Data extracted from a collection

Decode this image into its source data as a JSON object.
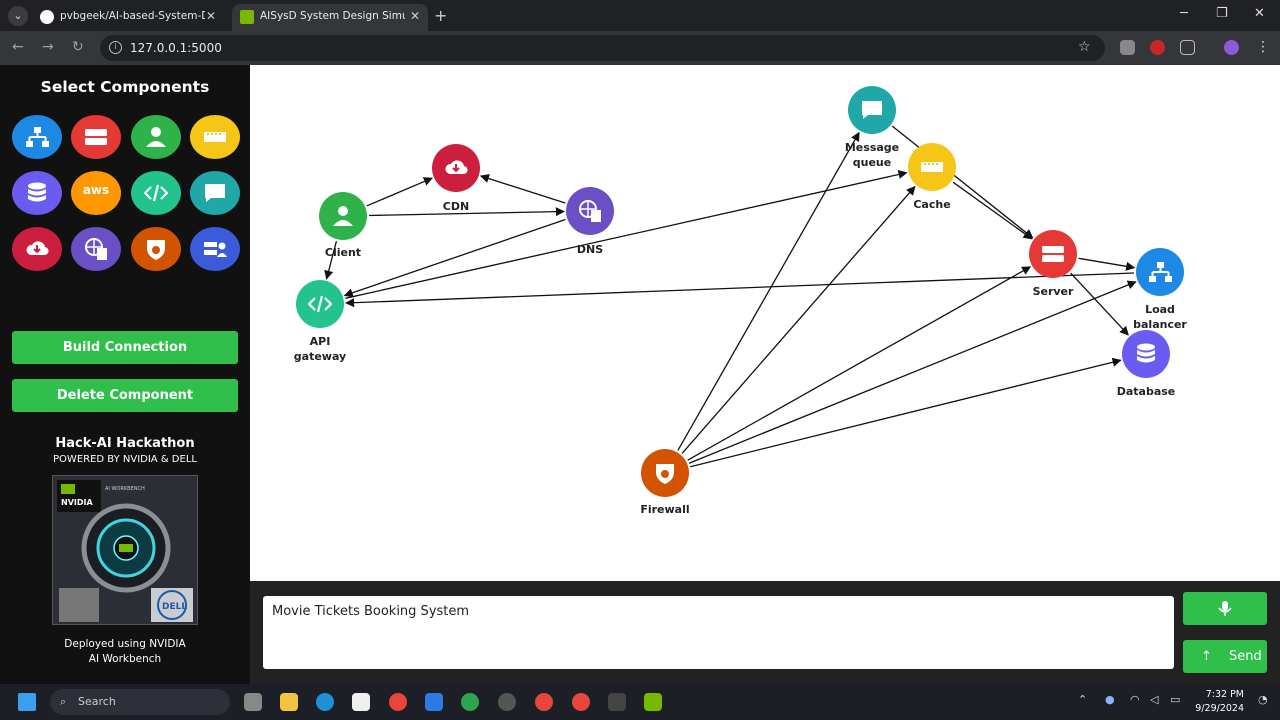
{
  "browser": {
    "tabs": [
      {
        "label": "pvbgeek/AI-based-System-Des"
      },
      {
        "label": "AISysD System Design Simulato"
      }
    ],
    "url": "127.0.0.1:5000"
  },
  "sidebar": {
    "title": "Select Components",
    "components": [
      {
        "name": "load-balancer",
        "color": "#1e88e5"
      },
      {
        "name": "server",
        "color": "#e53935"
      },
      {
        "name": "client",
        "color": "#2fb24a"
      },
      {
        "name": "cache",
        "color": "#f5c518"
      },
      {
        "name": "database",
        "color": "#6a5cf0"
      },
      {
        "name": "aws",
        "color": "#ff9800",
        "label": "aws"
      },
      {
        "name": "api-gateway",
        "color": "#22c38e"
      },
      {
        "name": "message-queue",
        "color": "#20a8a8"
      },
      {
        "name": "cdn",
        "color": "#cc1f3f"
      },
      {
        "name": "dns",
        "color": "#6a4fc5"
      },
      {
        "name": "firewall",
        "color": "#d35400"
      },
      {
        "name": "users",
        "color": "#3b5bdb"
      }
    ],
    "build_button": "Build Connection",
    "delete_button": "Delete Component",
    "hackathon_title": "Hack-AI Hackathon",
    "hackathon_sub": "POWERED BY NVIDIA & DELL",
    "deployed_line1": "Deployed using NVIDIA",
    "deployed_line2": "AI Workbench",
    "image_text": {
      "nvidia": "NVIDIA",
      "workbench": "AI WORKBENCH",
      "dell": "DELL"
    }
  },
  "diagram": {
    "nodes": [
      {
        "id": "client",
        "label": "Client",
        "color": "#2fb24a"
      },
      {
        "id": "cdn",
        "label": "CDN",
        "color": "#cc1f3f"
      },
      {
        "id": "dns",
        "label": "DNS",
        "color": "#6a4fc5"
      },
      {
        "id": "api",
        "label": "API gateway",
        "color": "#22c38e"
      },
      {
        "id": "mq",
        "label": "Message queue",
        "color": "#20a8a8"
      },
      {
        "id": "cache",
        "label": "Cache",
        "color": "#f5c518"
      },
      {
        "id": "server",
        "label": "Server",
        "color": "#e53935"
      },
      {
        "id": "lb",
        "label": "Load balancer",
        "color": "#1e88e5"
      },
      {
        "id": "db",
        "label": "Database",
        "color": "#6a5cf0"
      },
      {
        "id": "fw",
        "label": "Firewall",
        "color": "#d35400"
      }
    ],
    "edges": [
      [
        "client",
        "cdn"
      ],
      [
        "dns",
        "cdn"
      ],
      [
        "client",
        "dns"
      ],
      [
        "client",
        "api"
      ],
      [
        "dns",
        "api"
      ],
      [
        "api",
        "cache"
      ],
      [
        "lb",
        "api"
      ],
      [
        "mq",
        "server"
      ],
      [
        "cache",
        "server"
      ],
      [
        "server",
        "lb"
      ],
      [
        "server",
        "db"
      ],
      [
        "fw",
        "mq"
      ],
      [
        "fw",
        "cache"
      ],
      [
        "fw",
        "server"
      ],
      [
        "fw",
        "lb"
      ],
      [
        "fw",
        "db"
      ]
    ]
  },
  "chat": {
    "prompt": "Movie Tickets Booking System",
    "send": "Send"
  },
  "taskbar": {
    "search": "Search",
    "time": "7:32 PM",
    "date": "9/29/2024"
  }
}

* * *

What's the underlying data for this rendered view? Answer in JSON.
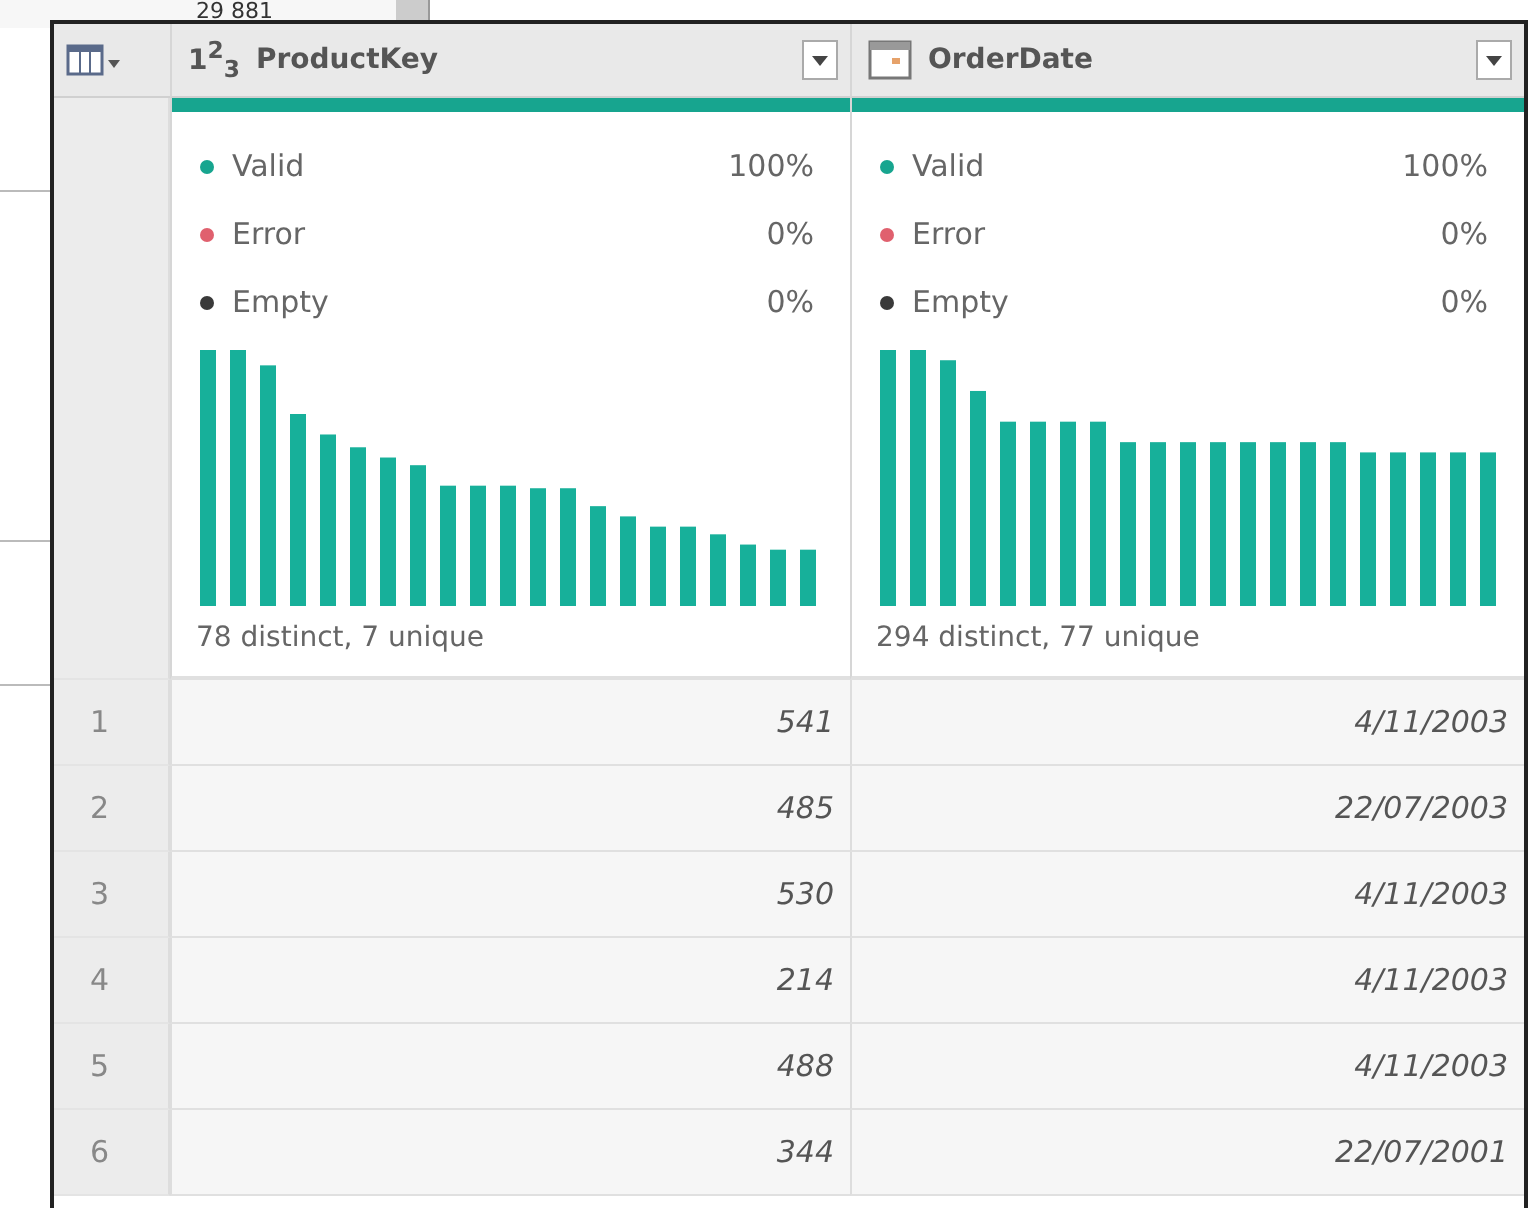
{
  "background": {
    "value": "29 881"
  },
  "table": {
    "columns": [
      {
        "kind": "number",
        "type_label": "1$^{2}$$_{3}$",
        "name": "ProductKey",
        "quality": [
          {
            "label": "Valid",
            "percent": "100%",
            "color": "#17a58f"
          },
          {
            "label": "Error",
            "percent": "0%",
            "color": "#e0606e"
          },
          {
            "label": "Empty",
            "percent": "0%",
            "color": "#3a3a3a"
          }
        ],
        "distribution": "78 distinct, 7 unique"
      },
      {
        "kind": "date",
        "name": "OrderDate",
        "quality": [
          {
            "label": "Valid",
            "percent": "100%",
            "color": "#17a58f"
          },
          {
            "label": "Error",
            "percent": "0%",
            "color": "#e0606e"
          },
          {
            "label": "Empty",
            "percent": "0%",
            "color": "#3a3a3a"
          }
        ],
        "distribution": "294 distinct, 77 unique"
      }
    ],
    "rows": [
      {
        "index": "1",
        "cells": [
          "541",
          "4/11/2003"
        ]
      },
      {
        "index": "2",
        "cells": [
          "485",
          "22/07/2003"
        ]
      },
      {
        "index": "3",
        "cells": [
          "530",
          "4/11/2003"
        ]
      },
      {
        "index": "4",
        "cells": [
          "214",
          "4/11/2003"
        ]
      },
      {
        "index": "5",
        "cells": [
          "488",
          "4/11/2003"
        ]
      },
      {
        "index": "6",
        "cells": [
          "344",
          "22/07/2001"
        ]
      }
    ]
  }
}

AIM:
Each line in the data that holds the string "this" should be found and copied.

TASK RESULT:
Decode this image into its source data as a JSON object.
What's the underlying data for this rendered view? Answer in JSON.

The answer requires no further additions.